_YOUR TASK_
Type out the records that follow, exactly as given.
-- Start of DATASET RECORDS --
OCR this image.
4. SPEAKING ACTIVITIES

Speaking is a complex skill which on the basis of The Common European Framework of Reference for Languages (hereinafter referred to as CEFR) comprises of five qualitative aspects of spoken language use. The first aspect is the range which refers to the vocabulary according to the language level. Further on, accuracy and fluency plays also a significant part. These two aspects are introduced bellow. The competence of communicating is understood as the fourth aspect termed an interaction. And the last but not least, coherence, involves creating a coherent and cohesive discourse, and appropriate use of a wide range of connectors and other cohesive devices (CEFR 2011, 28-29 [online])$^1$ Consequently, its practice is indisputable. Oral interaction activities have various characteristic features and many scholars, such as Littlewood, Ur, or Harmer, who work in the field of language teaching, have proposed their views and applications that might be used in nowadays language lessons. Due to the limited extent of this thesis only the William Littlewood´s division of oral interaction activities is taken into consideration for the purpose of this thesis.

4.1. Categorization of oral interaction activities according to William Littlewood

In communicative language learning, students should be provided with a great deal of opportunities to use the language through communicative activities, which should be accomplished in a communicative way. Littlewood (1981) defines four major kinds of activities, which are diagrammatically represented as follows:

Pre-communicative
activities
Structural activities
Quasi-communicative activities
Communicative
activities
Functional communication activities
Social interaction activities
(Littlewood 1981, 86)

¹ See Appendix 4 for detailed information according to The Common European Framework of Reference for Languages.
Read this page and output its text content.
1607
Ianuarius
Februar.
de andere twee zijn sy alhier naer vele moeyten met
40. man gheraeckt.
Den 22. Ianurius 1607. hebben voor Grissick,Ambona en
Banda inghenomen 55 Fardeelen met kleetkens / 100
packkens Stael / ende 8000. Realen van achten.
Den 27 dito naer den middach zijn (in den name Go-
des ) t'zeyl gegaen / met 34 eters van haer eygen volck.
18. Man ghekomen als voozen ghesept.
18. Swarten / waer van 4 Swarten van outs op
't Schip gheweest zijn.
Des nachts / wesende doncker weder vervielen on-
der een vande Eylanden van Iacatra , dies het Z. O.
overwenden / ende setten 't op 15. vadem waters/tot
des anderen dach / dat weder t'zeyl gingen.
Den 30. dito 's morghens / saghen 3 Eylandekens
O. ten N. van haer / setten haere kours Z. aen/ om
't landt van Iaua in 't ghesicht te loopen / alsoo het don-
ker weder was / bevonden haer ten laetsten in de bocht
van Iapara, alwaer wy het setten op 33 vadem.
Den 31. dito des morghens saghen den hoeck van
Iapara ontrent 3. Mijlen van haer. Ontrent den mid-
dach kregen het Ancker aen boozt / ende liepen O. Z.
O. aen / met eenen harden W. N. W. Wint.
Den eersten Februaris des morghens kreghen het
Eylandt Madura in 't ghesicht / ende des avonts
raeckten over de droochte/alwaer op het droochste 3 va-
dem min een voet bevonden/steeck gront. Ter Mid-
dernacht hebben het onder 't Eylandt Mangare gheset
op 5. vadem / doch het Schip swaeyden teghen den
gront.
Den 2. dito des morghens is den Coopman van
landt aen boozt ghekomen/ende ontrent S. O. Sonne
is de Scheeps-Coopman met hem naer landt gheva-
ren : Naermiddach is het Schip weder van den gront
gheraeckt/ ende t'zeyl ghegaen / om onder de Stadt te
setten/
-- End of DATASET RECORDS --
_RESULT OF THIS EXERCISE_
OCR this image.
4. SPEAKING ACTIVITIES

Speaking is a complex skill which on the basis of The Common European Framework of Reference for Languages (hereinafter referred to as CEFR) comprises of five qualitative aspects of spoken language use. The first aspect is the range which refers to the vocabulary according to the language level. Further on, accuracy and fluency plays also a significant part. These two aspects are introduced bellow. The competence of communicating is understood as the fourth aspect termed an interaction. And the last but not least, coherence, involves creating a coherent and cohesive discourse, and appropriate use of a wide range of connectors and other cohesive devices (CEFR 2011, 28-29 [online])$^1$ Consequently, its practice is indisputable. Oral interaction activities have various characteristic features and many scholars, such as Littlewood, Ur, or Harmer, who work in the field of language teaching, have proposed their views and applications that might be used in nowadays language lessons. Due to the limited extent of this thesis only the William Littlewood´s division of oral interaction activities is taken into consideration for the purpose of this thesis.

4.1. Categorization of oral interaction activities according to William Littlewood

In communicative language learning, students should be provided with a great deal of opportunities to use the language through communicative activities, which should be accomplished in a communicative way. Littlewood (1981) defines four major kinds of activities, which are diagrammatically represented as follows:

Pre-communicative
activities
Structural activities
Quasi-communicative activities
Communicative
activities
Functional communication activities
Social interaction activities
(Littlewood 1981, 86)

¹ See Appendix 4 for detailed information according to The Common European Framework of Reference for Languages.
Read this page and output its text content.
1607
Ianuarius
Februar.
de andere twee zijn sy alhier naer vele moeyten met
40. man gheraeckt.
Den 22. Ianurius 1607. hebben voor Grissick,Ambona en
Banda inghenomen 55 Fardeelen met kleetkens / 100
packkens Stael / ende 8000. Realen van achten.
Den 27 dito naer den middach zijn (in den name Go-
des ) t'zeyl gegaen / met 34 eters van haer eygen volck.
18. Man ghekomen als voozen ghesept.
18. Swarten / waer van 4 Swarten van outs op
't Schip gheweest zijn.
Des nachts / wesende doncker weder vervielen on-
der een vande Eylanden van Iacatra , dies het Z. O.
overwenden / ende setten 't op 15. vadem waters/tot
des anderen dach / dat weder t'zeyl gingen.
Den 30. dito 's morghens / saghen 3 Eylandekens
O. ten N. van haer / setten haere kours Z. aen/ om
't landt van Iaua in 't ghesicht te loopen / alsoo het don-
ker weder was / bevonden haer ten laetsten in de bocht
van Iapara, alwaer wy het setten op 33 vadem.
Den 31. dito des morghens saghen den hoeck van
Iapara ontrent 3. Mijlen van haer. Ontrent den mid-
dach kregen het Ancker aen boozt / ende liepen O. Z.
O. aen / met eenen harden W. N. W. Wint.
Den eersten Februaris des morghens kreghen het
Eylandt Madura in 't ghesicht / ende des avonts
raeckten over de droochte/alwaer op het droochste 3 va-
dem min een voet bevonden/steeck gront. Ter Mid-
dernacht hebben het onder 't Eylandt Mangare gheset
op 5. vadem / doch het Schip swaeyden teghen den
gront.
Den 2. dito des morghens is den Coopman van
landt aen boozt ghekomen/ende ontrent S. O. Sonne
is de Scheeps-Coopman met hem naer landt gheva-
ren : Naermiddach is het Schip weder van den gront
gheraeckt/ ende t'zeyl ghegaen / om onder de Stadt te
setten/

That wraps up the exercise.